Some records:
>> BEGIN

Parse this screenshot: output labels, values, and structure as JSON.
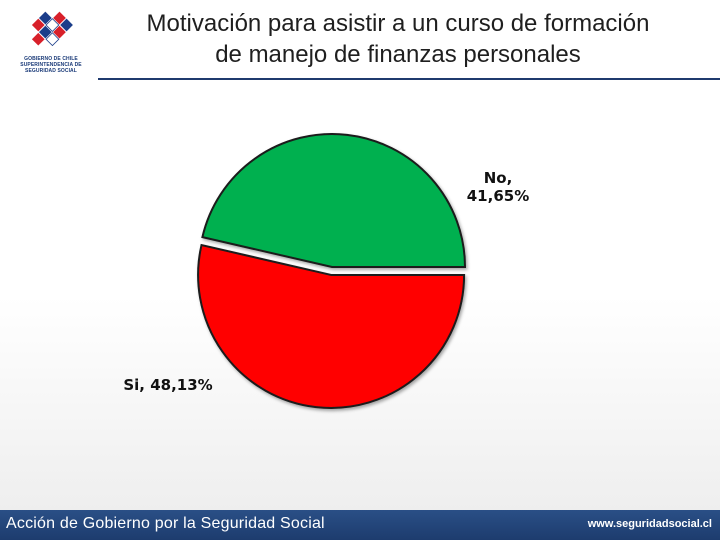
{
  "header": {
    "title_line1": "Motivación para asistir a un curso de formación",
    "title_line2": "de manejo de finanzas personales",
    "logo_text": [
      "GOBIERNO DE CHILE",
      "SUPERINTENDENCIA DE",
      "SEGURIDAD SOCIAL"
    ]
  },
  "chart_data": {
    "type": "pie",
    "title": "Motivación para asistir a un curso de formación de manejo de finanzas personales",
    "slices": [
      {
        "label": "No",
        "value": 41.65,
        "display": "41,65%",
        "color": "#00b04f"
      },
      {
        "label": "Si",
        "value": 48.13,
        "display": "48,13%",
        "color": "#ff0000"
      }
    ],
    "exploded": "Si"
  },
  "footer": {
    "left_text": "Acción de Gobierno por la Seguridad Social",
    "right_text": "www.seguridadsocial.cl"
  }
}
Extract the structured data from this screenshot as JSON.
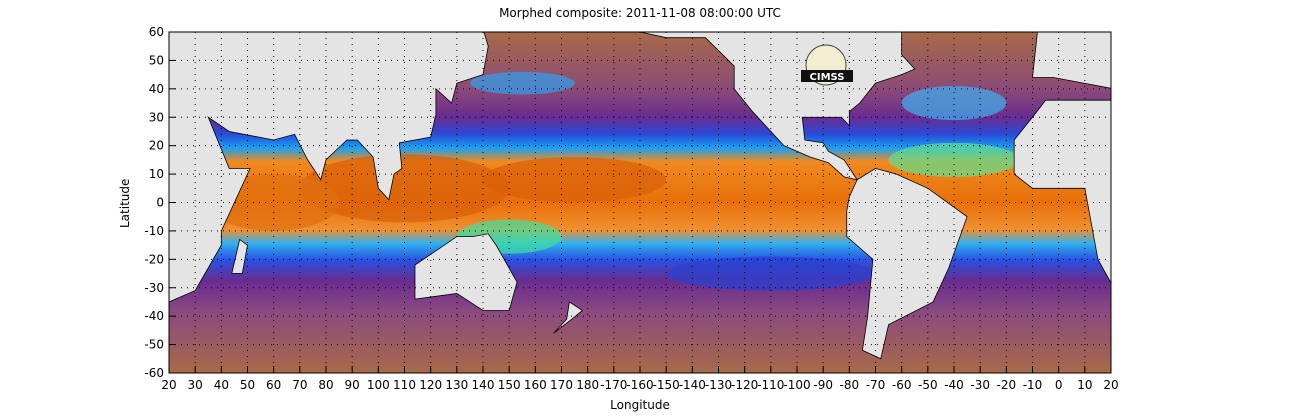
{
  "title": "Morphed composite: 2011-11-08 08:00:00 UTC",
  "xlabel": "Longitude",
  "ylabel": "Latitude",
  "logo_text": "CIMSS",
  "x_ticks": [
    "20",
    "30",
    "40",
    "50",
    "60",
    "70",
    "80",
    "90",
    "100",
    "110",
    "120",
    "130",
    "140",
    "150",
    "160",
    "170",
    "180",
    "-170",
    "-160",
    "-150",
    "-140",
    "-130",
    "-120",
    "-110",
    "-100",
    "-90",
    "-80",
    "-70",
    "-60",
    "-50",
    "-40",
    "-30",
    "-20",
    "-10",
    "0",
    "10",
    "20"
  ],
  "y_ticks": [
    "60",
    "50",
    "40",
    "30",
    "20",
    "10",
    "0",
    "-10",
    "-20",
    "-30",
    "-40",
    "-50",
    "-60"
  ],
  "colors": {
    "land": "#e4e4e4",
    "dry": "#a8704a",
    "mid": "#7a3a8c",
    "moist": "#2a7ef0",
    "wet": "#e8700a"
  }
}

>> END

Your objective:
Please output exactly the lines from the line containing "Extract the structured" through the last line of the records above, both included, and leave out any pictures.

Solution:
Extract the structured data from this screenshot as JSON.
{
  "title": "Morphed composite: 2011-11-08 08:00:00 UTC",
  "xlabel": "Longitude",
  "ylabel": "Latitude",
  "logo_text": "CIMSS",
  "x_ticks": [
    "20",
    "30",
    "40",
    "50",
    "60",
    "70",
    "80",
    "90",
    "100",
    "110",
    "120",
    "130",
    "140",
    "150",
    "160",
    "170",
    "180",
    "-170",
    "-160",
    "-150",
    "-140",
    "-130",
    "-120",
    "-110",
    "-100",
    "-90",
    "-80",
    "-70",
    "-60",
    "-50",
    "-40",
    "-30",
    "-20",
    "-10",
    "0",
    "10",
    "20"
  ],
  "y_ticks": [
    "60",
    "50",
    "40",
    "30",
    "20",
    "10",
    "0",
    "-10",
    "-20",
    "-30",
    "-40",
    "-50",
    "-60"
  ],
  "colors": {
    "land": "#e4e4e4",
    "dry": "#a8704a",
    "mid": "#7a3a8c",
    "moist": "#2a7ef0",
    "wet": "#e8700a"
  }
}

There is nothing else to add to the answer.